# Problem statement
Report each line of the data that has "конструкций" somewhere in it.
----- Record list -----
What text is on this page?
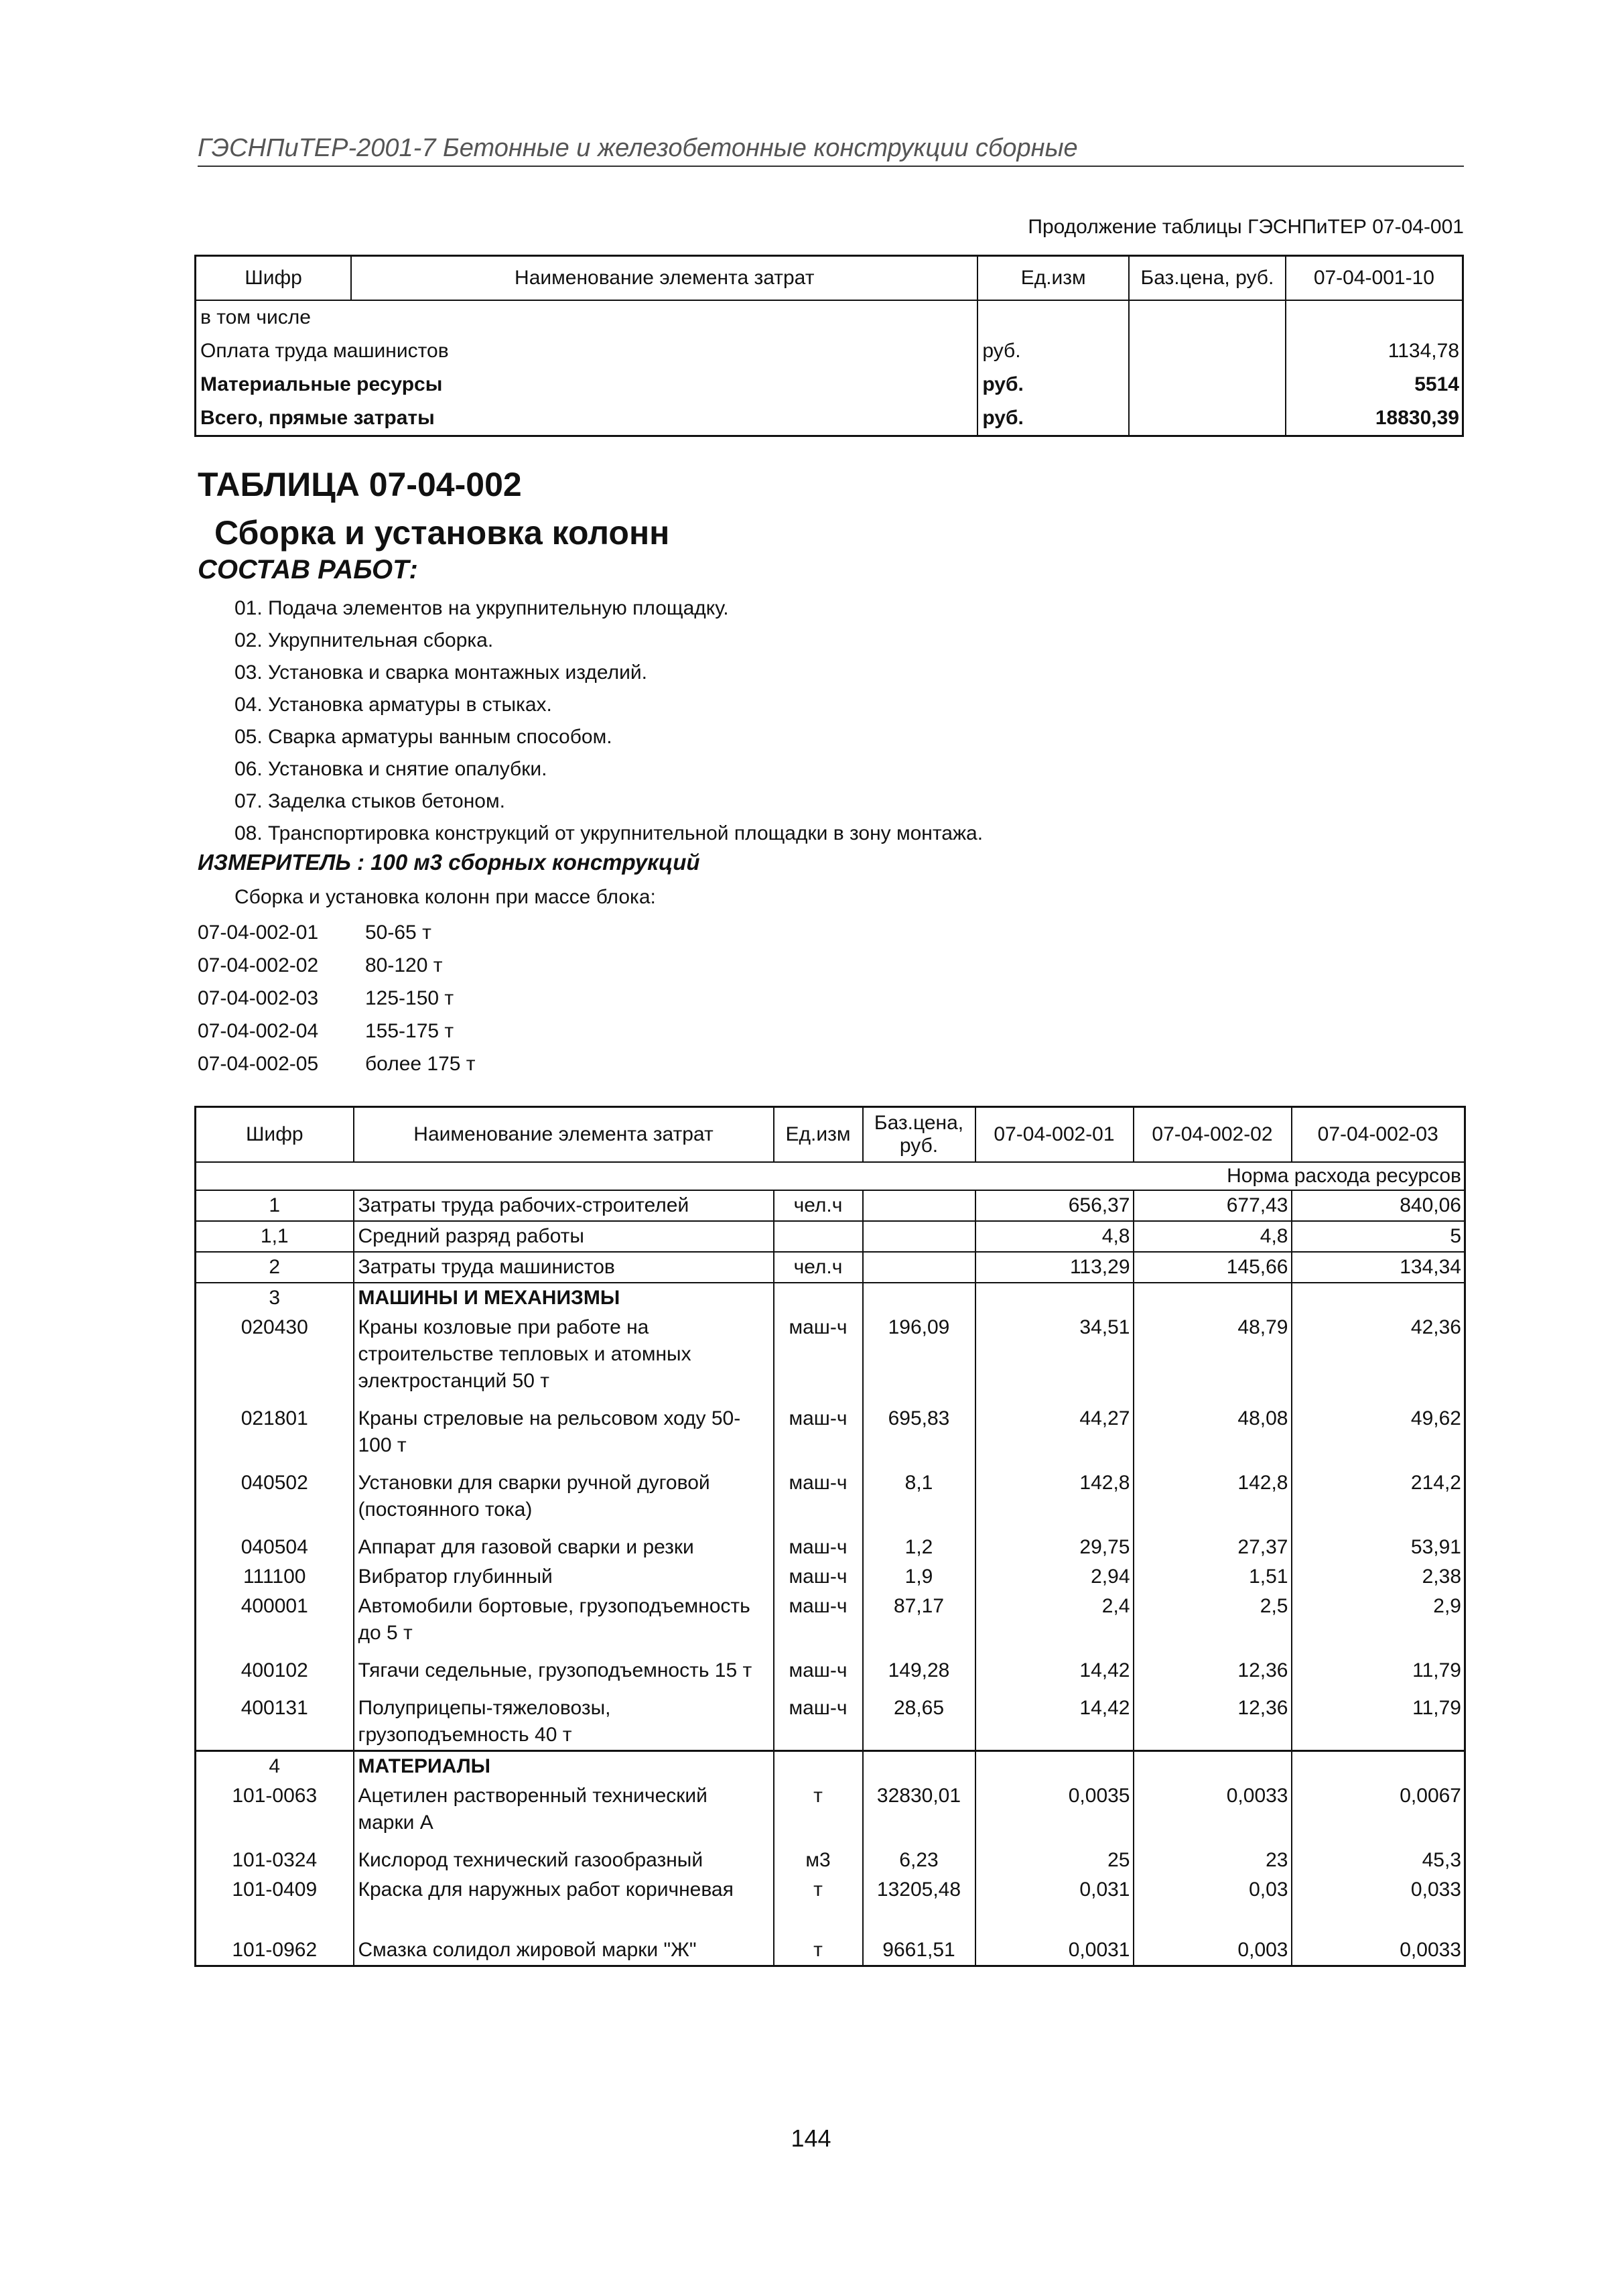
ГЭСНПиТЕР-2001-7 Бетонные и железобетонные конструкции сборные
Продолжение таблицы ГЭСНПиТЕР 07-04-001
Шифр	Наименование элемента затрат	Ед.изм	Баз.цена, руб.	07-04-001-10
в том числе				
Оплата труда машинистов		руб.		1134,78
Материальные ресурсы		руб.		5514
Всего, прямые затраты		руб.		18830,39
ТАБЛИЦА 07-04-002
Сборка и установка колонн
СОСТАВ РАБОТ:
01. Подача элементов на укрупнительную площадку.
02. Укрупнительная сборка.
03. Установка и сварка монтажных изделий.
04. Установка арматуры в стыках.
05. Сварка арматуры ванным способом.
06. Установка и снятие опалубки.
07. Заделка стыков бетоном.
08. Транспортировка конструкций от укрупнительной площадки в зону монтажа.
ИЗМЕРИТЕЛЬ : 100 м3 сборных конструкций
Сборка и установка колонн при массе блока:
07-04-002-01	50-65 т
07-04-002-02	80-120 т
07-04-002-03	125-150 т
07-04-002-04	155-175 т
07-04-002-05	более 175 т
Шифр	Наименование элемента затрат	Ед.изм	Баз.цена, руб.	07-04-002-01	07-04-002-02	07-04-002-03
Норма расхода ресурсов						
1	Затраты труда рабочих-строителей	чел.ч		656,37	677,43	840,06
1,1	Средний разряд работы			4,8	4,8	5
2	Затраты труда машинистов	чел.ч		113,29	145,66	134,34
3	МАШИНЫ И МЕХАНИЗМЫ					
020430	Краны козловые при работе на строительстве тепловых и атомных электростанций 50 т	маш-ч	196,09	34,51	48,79	42,36
021801	Краны стреловые на рельсовом ходу 50-100 т	маш-ч	695,83	44,27	48,08	49,62
040502	Установки для сварки ручной дуговой (постоянного тока)	маш-ч	8,1	142,8	142,8	214,2
040504	Аппарат для газовой сварки и резки	маш-ч	1,2	29,75	27,37	53,91
111100	Вибратор глубинный	маш-ч	1,9	2,94	1,51	2,38
400001	Автомобили бортовые, грузоподъемность до 5 т	маш-ч	87,17	2,4	2,5	2,9
400102	Тягачи седельные, грузоподъемность 15 т	маш-ч	149,28	14,42	12,36	11,79
400131	Полуприцепы-тяжеловозы, грузоподъемность 40 т	маш-ч	28,65	14,42	12,36	11,79
4	МАТЕРИАЛЫ					
101-0063	Ацетилен растворенный технический марки А	т	32830,01	0,0035	0,0033	0,0067
101-0324	Кислород технический газообразный	м3	6,23	25	23	45,3
101-0409	Краска для наружных работ коричневая	т	13205,48	0,031	0,03	0,033
101-0962	Смазка солидол жировой марки "Ж"	т	9661,51	0,0031	0,003	0,0033
144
-----
# Full answer
08. Транспортировка конструкций от укрупнительной площадки в зону монтажа.
ИЗМЕРИТЕЛЬ : 100 м3 сборных конструкций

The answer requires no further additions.